**Requirements:**
Write out every line below that includes the word "content".

**Extracted records:**
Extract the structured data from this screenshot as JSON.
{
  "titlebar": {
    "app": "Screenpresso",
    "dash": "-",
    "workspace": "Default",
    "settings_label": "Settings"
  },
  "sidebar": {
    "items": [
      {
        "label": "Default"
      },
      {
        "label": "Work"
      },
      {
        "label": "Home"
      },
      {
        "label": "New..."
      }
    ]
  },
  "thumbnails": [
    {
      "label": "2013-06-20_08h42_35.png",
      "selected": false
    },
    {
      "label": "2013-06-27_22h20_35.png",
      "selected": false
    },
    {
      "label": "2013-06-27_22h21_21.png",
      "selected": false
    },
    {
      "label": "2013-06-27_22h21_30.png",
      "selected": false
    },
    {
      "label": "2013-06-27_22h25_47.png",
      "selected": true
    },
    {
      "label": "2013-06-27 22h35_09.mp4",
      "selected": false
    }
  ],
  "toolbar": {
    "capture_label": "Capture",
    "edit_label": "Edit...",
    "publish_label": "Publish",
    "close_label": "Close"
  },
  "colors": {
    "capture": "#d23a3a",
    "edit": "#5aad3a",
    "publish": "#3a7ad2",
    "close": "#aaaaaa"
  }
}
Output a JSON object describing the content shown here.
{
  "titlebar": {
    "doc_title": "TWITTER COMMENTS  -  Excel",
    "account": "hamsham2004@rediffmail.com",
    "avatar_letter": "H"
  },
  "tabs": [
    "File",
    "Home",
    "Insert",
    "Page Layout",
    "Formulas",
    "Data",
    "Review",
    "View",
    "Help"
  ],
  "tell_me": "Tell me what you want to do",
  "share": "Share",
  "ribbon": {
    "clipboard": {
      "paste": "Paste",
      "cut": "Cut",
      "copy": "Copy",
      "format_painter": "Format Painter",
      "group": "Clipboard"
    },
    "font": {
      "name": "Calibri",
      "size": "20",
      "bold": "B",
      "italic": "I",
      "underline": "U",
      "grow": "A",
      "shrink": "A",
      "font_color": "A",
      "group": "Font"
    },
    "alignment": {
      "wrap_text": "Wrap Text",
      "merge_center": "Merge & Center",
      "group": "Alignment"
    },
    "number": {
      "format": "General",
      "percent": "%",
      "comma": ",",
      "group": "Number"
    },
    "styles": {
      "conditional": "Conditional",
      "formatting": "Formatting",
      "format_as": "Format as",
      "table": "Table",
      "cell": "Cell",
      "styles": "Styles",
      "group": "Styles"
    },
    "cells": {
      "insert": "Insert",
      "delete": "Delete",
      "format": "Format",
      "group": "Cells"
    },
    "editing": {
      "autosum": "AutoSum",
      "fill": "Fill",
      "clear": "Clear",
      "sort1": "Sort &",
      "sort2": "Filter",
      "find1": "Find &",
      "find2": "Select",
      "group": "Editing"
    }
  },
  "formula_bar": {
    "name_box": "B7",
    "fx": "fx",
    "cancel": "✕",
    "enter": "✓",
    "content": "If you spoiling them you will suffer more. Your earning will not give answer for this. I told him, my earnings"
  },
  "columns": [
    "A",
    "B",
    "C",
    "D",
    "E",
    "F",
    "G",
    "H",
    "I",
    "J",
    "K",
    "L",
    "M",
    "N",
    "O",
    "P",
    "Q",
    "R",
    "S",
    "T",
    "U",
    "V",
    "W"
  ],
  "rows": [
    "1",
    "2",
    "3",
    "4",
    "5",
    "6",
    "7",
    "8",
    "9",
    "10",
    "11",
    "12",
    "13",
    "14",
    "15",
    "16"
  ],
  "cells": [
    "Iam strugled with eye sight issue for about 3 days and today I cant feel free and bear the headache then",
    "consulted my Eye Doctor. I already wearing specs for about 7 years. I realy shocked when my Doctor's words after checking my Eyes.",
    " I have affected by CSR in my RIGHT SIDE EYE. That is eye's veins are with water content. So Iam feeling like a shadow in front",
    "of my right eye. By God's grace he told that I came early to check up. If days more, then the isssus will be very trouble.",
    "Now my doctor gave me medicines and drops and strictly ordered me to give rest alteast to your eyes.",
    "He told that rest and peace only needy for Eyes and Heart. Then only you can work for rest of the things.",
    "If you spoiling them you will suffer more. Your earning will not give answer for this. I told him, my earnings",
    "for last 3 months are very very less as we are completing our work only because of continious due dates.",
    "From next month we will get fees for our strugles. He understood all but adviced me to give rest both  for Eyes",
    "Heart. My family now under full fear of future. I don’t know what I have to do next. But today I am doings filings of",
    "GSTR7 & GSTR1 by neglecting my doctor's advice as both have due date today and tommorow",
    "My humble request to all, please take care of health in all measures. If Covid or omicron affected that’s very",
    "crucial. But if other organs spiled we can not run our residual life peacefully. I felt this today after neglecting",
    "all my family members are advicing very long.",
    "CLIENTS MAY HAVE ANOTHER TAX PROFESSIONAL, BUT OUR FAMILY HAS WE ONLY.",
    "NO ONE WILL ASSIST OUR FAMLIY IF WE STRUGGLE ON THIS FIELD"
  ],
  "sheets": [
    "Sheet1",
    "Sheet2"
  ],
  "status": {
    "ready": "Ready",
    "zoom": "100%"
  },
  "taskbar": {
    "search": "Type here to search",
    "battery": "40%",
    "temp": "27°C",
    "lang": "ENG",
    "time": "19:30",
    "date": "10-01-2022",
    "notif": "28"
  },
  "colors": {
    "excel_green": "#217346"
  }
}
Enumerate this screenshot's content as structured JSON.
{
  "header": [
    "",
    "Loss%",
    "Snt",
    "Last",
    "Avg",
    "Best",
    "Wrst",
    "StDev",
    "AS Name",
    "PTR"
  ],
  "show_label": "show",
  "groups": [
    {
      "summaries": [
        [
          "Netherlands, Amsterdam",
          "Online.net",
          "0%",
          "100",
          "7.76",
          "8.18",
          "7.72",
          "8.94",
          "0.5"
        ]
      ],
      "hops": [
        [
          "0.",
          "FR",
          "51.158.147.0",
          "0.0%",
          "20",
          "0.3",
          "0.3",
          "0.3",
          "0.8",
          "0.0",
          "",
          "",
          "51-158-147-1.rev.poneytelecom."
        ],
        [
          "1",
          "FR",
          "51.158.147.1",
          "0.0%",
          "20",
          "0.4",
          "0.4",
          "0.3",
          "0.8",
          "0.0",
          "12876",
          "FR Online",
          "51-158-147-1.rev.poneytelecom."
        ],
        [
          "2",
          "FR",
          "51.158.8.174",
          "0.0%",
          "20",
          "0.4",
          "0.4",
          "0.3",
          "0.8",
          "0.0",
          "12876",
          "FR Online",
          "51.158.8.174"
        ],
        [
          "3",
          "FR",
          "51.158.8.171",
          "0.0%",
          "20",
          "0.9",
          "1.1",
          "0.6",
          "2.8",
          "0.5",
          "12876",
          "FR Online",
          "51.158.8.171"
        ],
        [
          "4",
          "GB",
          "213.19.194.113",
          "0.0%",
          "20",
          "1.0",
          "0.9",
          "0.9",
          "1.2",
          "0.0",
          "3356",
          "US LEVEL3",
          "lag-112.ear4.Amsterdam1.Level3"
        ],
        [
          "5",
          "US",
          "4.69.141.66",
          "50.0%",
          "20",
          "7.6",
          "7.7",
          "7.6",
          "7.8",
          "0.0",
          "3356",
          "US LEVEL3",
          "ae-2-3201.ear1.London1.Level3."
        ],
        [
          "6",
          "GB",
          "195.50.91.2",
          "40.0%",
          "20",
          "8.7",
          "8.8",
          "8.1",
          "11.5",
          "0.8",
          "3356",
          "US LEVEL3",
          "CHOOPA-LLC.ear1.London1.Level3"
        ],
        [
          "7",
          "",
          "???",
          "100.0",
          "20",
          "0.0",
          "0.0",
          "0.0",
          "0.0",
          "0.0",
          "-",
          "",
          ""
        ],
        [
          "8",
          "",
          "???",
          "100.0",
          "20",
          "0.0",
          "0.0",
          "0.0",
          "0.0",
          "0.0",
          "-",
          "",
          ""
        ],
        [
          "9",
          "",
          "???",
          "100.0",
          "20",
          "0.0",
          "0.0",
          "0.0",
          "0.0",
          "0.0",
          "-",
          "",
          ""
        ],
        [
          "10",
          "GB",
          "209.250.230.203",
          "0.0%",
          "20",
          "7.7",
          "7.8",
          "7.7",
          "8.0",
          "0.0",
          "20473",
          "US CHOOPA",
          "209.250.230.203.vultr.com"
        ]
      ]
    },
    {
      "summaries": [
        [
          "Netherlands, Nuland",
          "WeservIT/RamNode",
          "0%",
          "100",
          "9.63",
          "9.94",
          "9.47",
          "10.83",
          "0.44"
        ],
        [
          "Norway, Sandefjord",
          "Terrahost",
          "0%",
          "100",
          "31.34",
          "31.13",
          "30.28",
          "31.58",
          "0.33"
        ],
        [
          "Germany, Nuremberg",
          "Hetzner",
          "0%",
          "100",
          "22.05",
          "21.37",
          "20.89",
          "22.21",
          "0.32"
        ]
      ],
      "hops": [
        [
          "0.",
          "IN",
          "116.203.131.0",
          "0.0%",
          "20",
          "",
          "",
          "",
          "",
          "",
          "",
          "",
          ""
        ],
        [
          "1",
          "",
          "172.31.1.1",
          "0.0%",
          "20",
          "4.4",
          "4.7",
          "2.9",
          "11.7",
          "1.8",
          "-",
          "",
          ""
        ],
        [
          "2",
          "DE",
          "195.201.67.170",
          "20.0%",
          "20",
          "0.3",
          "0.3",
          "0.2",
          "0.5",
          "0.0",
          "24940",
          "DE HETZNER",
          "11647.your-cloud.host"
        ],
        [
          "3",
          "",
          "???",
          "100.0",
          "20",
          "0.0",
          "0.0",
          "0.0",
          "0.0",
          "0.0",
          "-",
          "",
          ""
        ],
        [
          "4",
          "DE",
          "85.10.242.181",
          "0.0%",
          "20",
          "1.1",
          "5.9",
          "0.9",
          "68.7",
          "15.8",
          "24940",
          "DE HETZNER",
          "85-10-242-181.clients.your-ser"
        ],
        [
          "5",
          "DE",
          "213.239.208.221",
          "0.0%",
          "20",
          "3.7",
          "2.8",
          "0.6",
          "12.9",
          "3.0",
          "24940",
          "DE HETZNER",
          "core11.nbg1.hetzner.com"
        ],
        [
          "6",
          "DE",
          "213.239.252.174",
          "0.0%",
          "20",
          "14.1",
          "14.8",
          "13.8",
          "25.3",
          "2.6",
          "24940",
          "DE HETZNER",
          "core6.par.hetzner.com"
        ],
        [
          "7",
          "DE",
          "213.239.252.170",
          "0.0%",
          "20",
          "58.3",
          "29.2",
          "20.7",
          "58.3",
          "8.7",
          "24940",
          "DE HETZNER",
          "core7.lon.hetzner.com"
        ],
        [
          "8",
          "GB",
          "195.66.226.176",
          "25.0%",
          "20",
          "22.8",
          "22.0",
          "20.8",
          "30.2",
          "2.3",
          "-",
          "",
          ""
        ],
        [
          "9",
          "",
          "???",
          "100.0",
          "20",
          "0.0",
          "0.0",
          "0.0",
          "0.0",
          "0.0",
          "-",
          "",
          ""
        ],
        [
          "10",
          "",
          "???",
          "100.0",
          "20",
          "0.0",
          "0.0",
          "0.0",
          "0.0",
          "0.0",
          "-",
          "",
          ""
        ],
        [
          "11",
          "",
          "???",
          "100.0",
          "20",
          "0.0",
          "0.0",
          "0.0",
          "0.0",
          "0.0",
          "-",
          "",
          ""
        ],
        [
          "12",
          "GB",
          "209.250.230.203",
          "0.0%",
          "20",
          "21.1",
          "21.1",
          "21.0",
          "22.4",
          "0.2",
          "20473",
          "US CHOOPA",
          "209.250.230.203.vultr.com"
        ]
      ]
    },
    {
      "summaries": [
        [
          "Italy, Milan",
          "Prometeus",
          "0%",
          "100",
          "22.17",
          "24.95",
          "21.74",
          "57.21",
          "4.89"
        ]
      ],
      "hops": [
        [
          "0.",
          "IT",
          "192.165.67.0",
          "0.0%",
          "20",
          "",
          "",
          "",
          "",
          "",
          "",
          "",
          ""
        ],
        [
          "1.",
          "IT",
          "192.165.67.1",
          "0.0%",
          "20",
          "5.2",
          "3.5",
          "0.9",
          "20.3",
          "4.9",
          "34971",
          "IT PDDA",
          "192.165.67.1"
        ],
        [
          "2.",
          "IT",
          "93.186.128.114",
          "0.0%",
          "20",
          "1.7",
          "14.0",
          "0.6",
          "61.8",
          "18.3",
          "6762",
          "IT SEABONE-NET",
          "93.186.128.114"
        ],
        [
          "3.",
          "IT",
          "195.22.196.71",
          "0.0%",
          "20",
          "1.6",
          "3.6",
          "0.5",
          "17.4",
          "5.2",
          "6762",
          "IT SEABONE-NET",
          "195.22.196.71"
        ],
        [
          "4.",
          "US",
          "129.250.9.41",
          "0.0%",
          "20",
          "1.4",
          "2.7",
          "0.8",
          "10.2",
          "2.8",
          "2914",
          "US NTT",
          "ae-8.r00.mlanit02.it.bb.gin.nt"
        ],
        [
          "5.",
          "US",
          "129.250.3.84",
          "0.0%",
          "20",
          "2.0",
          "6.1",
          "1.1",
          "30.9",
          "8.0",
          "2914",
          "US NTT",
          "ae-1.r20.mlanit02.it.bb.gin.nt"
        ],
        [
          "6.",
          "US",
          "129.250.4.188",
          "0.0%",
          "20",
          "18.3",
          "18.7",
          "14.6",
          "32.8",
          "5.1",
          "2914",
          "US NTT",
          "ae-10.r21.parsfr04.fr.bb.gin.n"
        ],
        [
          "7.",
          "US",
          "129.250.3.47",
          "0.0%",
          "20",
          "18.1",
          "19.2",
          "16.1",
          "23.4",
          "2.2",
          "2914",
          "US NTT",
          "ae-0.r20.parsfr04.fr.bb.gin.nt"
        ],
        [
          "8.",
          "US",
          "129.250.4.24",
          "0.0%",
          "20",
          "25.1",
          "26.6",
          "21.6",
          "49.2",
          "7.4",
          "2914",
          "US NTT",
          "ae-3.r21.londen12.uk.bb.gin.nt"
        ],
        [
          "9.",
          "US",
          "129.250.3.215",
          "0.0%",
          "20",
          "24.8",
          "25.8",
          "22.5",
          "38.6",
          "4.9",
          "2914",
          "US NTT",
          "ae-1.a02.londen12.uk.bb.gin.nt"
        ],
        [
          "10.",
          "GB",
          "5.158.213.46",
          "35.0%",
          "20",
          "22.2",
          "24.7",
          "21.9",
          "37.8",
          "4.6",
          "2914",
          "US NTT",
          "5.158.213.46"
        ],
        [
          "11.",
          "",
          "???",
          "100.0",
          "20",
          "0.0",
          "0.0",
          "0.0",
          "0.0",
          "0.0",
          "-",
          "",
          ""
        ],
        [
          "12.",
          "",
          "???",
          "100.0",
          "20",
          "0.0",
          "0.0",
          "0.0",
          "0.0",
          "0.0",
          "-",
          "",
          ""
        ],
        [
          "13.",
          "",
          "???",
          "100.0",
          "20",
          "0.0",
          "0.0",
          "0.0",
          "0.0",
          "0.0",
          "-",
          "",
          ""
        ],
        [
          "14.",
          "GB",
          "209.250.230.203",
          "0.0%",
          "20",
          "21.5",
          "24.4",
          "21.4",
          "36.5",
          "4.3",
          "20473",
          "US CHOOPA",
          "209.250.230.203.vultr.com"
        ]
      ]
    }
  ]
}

**Exercise solution:**
Output a JSON object describing the content shown here.
    "content": "If you spoiling them you will suffer more. Your earning will not give answer for this. I told him, my earnings"
    " I have affected by CSR in my RIGHT SIDE EYE. That is eye's veins are with water content. So Iam feeling like a shadow in front",
Enumerate this screenshot's content as structured JSON.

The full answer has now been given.